begin EXTRACTED ENTRIES

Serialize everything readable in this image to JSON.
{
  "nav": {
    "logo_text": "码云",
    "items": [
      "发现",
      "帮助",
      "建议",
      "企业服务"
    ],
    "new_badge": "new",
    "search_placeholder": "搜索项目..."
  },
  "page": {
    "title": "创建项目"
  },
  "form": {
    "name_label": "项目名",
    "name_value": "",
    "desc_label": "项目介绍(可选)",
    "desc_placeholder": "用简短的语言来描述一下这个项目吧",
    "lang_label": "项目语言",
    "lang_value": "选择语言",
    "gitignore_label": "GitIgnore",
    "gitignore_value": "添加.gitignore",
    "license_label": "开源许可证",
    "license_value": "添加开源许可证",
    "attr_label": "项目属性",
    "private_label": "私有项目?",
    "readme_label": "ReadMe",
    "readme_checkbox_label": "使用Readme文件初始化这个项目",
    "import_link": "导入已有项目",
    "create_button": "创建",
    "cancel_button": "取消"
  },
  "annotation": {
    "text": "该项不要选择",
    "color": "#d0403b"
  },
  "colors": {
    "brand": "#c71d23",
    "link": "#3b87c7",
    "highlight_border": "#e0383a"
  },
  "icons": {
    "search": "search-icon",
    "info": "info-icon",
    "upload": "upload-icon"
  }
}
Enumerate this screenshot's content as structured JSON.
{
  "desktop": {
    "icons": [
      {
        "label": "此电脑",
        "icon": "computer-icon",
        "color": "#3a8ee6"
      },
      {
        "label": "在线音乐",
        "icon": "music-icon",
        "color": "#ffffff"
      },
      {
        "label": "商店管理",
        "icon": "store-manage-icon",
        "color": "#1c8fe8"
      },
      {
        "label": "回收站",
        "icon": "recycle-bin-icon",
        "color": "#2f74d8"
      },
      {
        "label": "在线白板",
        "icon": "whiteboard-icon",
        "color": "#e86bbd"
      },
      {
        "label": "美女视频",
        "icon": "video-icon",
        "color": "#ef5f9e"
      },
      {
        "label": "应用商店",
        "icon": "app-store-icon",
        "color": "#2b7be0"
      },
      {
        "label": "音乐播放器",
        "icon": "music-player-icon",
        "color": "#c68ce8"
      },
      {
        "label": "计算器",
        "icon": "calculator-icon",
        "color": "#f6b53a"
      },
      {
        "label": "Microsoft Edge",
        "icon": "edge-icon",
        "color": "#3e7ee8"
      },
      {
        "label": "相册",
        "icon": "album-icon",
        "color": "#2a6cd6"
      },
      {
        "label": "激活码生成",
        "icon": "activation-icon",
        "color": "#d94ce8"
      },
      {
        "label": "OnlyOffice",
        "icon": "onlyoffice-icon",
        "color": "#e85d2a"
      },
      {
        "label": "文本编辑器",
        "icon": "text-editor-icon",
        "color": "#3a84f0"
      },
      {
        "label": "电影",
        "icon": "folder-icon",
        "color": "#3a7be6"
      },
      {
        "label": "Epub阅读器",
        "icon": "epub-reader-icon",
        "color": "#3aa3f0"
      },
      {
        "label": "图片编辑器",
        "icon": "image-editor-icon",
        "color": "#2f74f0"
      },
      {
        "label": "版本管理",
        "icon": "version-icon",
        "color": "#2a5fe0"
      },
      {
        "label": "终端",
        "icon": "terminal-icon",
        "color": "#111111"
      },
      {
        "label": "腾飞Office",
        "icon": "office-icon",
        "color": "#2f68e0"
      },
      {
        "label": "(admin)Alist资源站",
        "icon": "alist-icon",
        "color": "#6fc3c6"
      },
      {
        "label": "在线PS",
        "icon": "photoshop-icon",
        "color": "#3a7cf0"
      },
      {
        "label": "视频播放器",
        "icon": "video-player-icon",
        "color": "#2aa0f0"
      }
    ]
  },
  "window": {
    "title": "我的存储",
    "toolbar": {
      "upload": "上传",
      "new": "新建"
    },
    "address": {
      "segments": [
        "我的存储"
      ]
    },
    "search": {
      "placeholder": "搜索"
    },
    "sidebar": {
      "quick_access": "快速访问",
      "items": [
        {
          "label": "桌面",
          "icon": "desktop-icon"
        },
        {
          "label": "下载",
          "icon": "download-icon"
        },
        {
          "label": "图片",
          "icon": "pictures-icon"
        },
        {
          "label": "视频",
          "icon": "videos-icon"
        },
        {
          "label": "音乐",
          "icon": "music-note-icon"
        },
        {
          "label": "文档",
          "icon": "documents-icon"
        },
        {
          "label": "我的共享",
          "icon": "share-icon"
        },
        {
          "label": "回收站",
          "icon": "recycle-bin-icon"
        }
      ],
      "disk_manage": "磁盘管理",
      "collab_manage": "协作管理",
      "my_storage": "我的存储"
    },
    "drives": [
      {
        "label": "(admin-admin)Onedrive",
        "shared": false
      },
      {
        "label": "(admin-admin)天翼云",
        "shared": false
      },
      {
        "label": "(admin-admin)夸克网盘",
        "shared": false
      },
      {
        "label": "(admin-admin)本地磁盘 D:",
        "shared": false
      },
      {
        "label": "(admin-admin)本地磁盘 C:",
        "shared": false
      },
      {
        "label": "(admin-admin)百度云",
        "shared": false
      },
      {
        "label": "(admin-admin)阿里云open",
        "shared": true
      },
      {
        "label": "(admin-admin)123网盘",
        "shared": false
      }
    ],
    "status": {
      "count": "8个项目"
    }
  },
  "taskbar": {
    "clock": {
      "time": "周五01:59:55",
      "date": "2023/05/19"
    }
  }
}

end EXTRACTED ENTRIES

_SET EXERCISE:_ Return all of the data exactly as it reads.

_THE RESPONSE:_
Serialize everything readable in this image to JSON.
{
  "nav": {
    "logo_text": "码云",
    "items": [
      "发现",
      "帮助",
      "建议",
      "企业服务"
    ],
    "new_badge": "new",
    "search_placeholder": "搜索项目..."
  },
  "page": {
    "title": "创建项目"
  },
  "form": {
    "name_label": "项目名",
    "name_value": "",
    "desc_label": "项目介绍(可选)",
    "desc_placeholder": "用简短的语言来描述一下这个项目吧",
    "lang_label": "项目语言",
    "lang_value": "选择语言",
    "gitignore_label": "GitIgnore",
    "gitignore_value": "添加.gitignore",
    "license_label": "开源许可证",
    "license_value": "添加开源许可证",
    "attr_label": "项目属性",
    "private_label": "私有项目?",
    "readme_label": "ReadMe",
    "readme_checkbox_label": "使用Readme文件初始化这个项目",
    "import_link": "导入已有项目",
    "create_button": "创建",
    "cancel_button": "取消"
  },
  "annotation": {
    "text": "该项不要选择",
    "color": "#d0403b"
  },
  "colors": {
    "brand": "#c71d23",
    "link": "#3b87c7",
    "highlight_border": "#e0383a"
  },
  "icons": {
    "search": "search-icon",
    "info": "info-icon",
    "upload": "upload-icon"
  }
}
Enumerate this screenshot's content as structured JSON.
{
  "desktop": {
    "icons": [
      {
        "label": "此电脑",
        "icon": "computer-icon",
        "color": "#3a8ee6"
      },
      {
        "label": "在线音乐",
        "icon": "music-icon",
        "color": "#ffffff"
      },
      {
        "label": "商店管理",
        "icon": "store-manage-icon",
        "color": "#1c8fe8"
      },
      {
        "label": "回收站",
        "icon": "recycle-bin-icon",
        "color": "#2f74d8"
      },
      {
        "label": "在线白板",
        "icon": "whiteboard-icon",
        "color": "#e86bbd"
      },
      {
        "label": "美女视频",
        "icon": "video-icon",
        "color": "#ef5f9e"
      },
      {
        "label": "应用商店",
        "icon": "app-store-icon",
        "color": "#2b7be0"
      },
      {
        "label": "音乐播放器",
        "icon": "music-player-icon",
        "color": "#c68ce8"
      },
      {
        "label": "计算器",
        "icon": "calculator-icon",
        "color": "#f6b53a"
      },
      {
        "label": "Microsoft Edge",
        "icon": "edge-icon",
        "color": "#3e7ee8"
      },
      {
        "label": "相册",
        "icon": "album-icon",
        "color": "#2a6cd6"
      },
      {
        "label": "激活码生成",
        "icon": "activation-icon",
        "color": "#d94ce8"
      },
      {
        "label": "OnlyOffice",
        "icon": "onlyoffice-icon",
        "color": "#e85d2a"
      },
      {
        "label": "文本编辑器",
        "icon": "text-editor-icon",
        "color": "#3a84f0"
      },
      {
        "label": "电影",
        "icon": "folder-icon",
        "color": "#3a7be6"
      },
      {
        "label": "Epub阅读器",
        "icon": "epub-reader-icon",
        "color": "#3aa3f0"
      },
      {
        "label": "图片编辑器",
        "icon": "image-editor-icon",
        "color": "#2f74f0"
      },
      {
        "label": "版本管理",
        "icon": "version-icon",
        "color": "#2a5fe0"
      },
      {
        "label": "终端",
        "icon": "terminal-icon",
        "color": "#111111"
      },
      {
        "label": "腾飞Office",
        "icon": "office-icon",
        "color": "#2f68e0"
      },
      {
        "label": "(admin)Alist资源站",
        "icon": "alist-icon",
        "color": "#6fc3c6"
      },
      {
        "label": "在线PS",
        "icon": "photoshop-icon",
        "color": "#3a7cf0"
      },
      {
        "label": "视频播放器",
        "icon": "video-player-icon",
        "color": "#2aa0f0"
      }
    ]
  },
  "window": {
    "title": "我的存储",
    "toolbar": {
      "upload": "上传",
      "new": "新建"
    },
    "address": {
      "segments": [
        "我的存储"
      ]
    },
    "search": {
      "placeholder": "搜索"
    },
    "sidebar": {
      "quick_access": "快速访问",
      "items": [
        {
          "label": "桌面",
          "icon": "desktop-icon"
        },
        {
          "label": "下载",
          "icon": "download-icon"
        },
        {
          "label": "图片",
          "icon": "pictures-icon"
        },
        {
          "label": "视频",
          "icon": "videos-icon"
        },
        {
          "label": "音乐",
          "icon": "music-note-icon"
        },
        {
          "label": "文档",
          "icon": "documents-icon"
        },
        {
          "label": "我的共享",
          "icon": "share-icon"
        },
        {
          "label": "回收站",
          "icon": "recycle-bin-icon"
        }
      ],
      "disk_manage": "磁盘管理",
      "collab_manage": "协作管理",
      "my_storage": "我的存储"
    },
    "drives": [
      {
        "label": "(admin-admin)Onedrive",
        "shared": false
      },
      {
        "label": "(admin-admin)天翼云",
        "shared": false
      },
      {
        "label": "(admin-admin)夸克网盘",
        "shared": false
      },
      {
        "label": "(admin-admin)本地磁盘 D:",
        "shared": false
      },
      {
        "label": "(admin-admin)本地磁盘 C:",
        "shared": false
      },
      {
        "label": "(admin-admin)百度云",
        "shared": false
      },
      {
        "label": "(admin-admin)阿里云open",
        "shared": true
      },
      {
        "label": "(admin-admin)123网盘",
        "shared": false
      }
    ],
    "status": {
      "count": "8个项目"
    }
  },
  "taskbar": {
    "clock": {
      "time": "周五01:59:55",
      "date": "2023/05/19"
    }
  }
}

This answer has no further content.